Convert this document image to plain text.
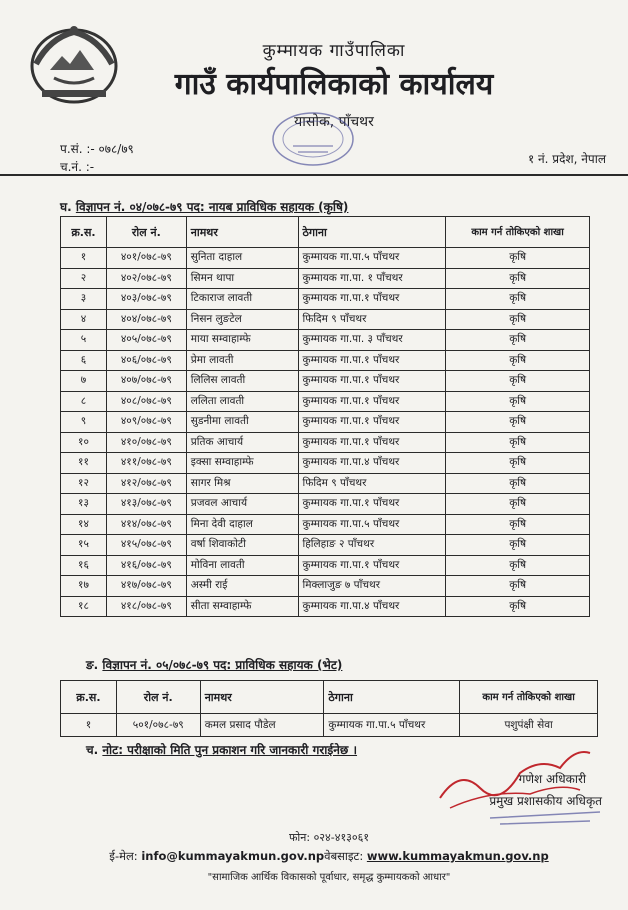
कुम्मायक गाउँपालिका
गाउँ कार्यपालिकाको कार्यालय
यासोक, पाँचथर
प.सं. :- ०७८/७९
च.नं. :-
१ नं. प्रदेश, नेपाल
घ. विज्ञापन नं. ०४/०७८-७९ पद: नायब प्राविधिक सहायक (कृषि)
क्र.स.	रोल नं.	नामथर	ठेगाना	काम गर्न तोकिएको शाखा
१	४०१/०७८-७९	सुनिता दाहाल	कुम्मायक गा.पा.५ पाँचथर	कृषि
२	४०२/०७८-७९	सिमन थापा	कुम्मायक गा.पा. १ पाँचथर	कृषि
३	४०३/०७८-७९	टिकाराज लावती	कुम्मायक गा.पा.१ पाँचथर	कृषि
४	४०४/०७८-७९	निसन लुङटेल	फिदिम ९ पाँचथर	कृषि
५	४०५/०७८-७९	माया सम्वाहाम्फे	कुम्मायक गा.पा. ३ पाँचथर	कृषि
६	४०६/०७८-७९	प्रेमा लावती	कुम्मायक गा.पा.१ पाँचथर	कृषि
७	४०७/०७८-७९	लिलिस लावती	कुम्मायक गा.पा.१ पाँचथर	कृषि
८	४०८/०७८-७९	ललिता लावती	कुम्मायक गा.पा.१ पाँचथर	कृषि
९	४०९/०७८-७९	सुडनीमा लावती	कुम्मायक गा.पा.१ पाँचथर	कृषि
१०	४१०/०७८-७९	प्रतिक आचार्य	कुम्मायक गा.पा.१ पाँचथर	कृषि
११	४११/०७८-७९	इक्सा सम्वाहाम्फे	कुम्मायक गा.पा.४ पाँचथर	कृषि
१२	४१२/०७८-७९	सागर मिश्र	फिदिम ९ पाँचथर	कृषि
१३	४१३/०७८-७९	प्रजवल आचार्य	कुम्मायक गा.पा.१ पाँचथर	कृषि
१४	४१४/०७८-७९	मिना देवी दाहाल	कुम्मायक गा.पा.५ पाँचथर	कृषि
१५	४१५/०७८-७९	वर्षा शिवाकोटी	हिलिहाङ २ पाँचथर	कृषि
१६	४१६/०७८-७९	मोविना लावती	कुम्मायक गा.पा.१ पाँचथर	कृषि
१७	४१७/०७८-७९	अस्मी राई	मिक्लाजुङ ७ पाँचथर	कृषि
१८	४१८/०७८-७९	सीता सम्वाहाम्फे	कुम्मायक गा.पा.४ पाँचथर	कृषि
ङ. विज्ञापन नं. ०५/०७८-७९ पद: प्राविधिक सहायक (भेट)
क्र.स.	रोल नं.	नामथर	ठेगाना	काम गर्न तोकिएको शाखा
१	५०१/०७८-७९	कमल प्रसाद पौडेल	कुम्मायक गा.पा.५ पाँचथर	पशुपंक्षी सेवा
च. नोट: परीक्षाको मिति पुन प्रकाशन गरि जानकारी गराईनेछ ।
गणेश अधिकारी
प्रमुख प्रशासकीय अधिकृत
फोन: ०२४-४१३०६१
ई-मेल: info@kummayakmun.gov.npवेबसाइट: www.kummayakmun.gov.np
"सामाजिक आर्थिक विकासको पूर्वाधार, समृद्ध कुम्मायकको आधार"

---

*Required task*. Go through the listing above and write it out again exactly, dropping the pictures.

*Response*.
Convert this document image to plain text.
कुम्मायक गाउँपालिका
गाउँ कार्यपालिकाको कार्यालय
यासोक, पाँचथर
प.सं. :- ०७८/७९
च.नं. :-
१ नं. प्रदेश, नेपाल
घ. विज्ञापन नं. ०४/०७८-७९ पद: नायब प्राविधिक सहायक (कृषि)
क्र.स.	रोल नं.	नामथर	ठेगाना	काम गर्न तोकिएको शाखा
१	४०१/०७८-७९	सुनिता दाहाल	कुम्मायक गा.पा.५ पाँचथर	कृषि
२	४०२/०७८-७९	सिमन थापा	कुम्मायक गा.पा. १ पाँचथर	कृषि
३	४०३/०७८-७९	टिकाराज लावती	कुम्मायक गा.पा.१ पाँचथर	कृषि
४	४०४/०७८-७९	निसन लुङटेल	फिदिम ९ पाँचथर	कृषि
५	४०५/०७८-७९	माया सम्वाहाम्फे	कुम्मायक गा.पा. ३ पाँचथर	कृषि
६	४०६/०७८-७९	प्रेमा लावती	कुम्मायक गा.पा.१ पाँचथर	कृषि
७	४०७/०७८-७९	लिलिस लावती	कुम्मायक गा.पा.१ पाँचथर	कृषि
८	४०८/०७८-७९	ललिता लावती	कुम्मायक गा.पा.१ पाँचथर	कृषि
९	४०९/०७८-७९	सुडनीमा लावती	कुम्मायक गा.पा.१ पाँचथर	कृषि
१०	४१०/०७८-७९	प्रतिक आचार्य	कुम्मायक गा.पा.१ पाँचथर	कृषि
११	४११/०७८-७९	इक्सा सम्वाहाम्फे	कुम्मायक गा.पा.४ पाँचथर	कृषि
१२	४१२/०७८-७९	सागर मिश्र	फिदिम ९ पाँचथर	कृषि
१३	४१३/०७८-७९	प्रजवल आचार्य	कुम्मायक गा.पा.१ पाँचथर	कृषि
१४	४१४/०७८-७९	मिना देवी दाहाल	कुम्मायक गा.पा.५ पाँचथर	कृषि
१५	४१५/०७८-७९	वर्षा शिवाकोटी	हिलिहाङ २ पाँचथर	कृषि
१६	४१६/०७८-७९	मोविना लावती	कुम्मायक गा.पा.१ पाँचथर	कृषि
१७	४१७/०७८-७९	अस्मी राई	मिक्लाजुङ ७ पाँचथर	कृषि
१८	४१८/०७८-७९	सीता सम्वाहाम्फे	कुम्मायक गा.पा.४ पाँचथर	कृषि
ङ. विज्ञापन नं. ०५/०७८-७९ पद: प्राविधिक सहायक (भेट)
क्र.स.	रोल नं.	नामथर	ठेगाना	काम गर्न तोकिएको शाखा
१	५०१/०७८-७९	कमल प्रसाद पौडेल	कुम्मायक गा.पा.५ पाँचथर	पशुपंक्षी सेवा
च. नोट: परीक्षाको मिति पुन प्रकाशन गरि जानकारी गराईनेछ ।
गणेश अधिकारी
प्रमुख प्रशासकीय अधिकृत
फोन: ०२४-४१३०६१
ई-मेल: info@kummayakmun.gov.npवेबसाइट: www.kummayakmun.gov.np
"सामाजिक आर्थिक विकासको पूर्वाधार, समृद्ध कुम्मायकको आधार"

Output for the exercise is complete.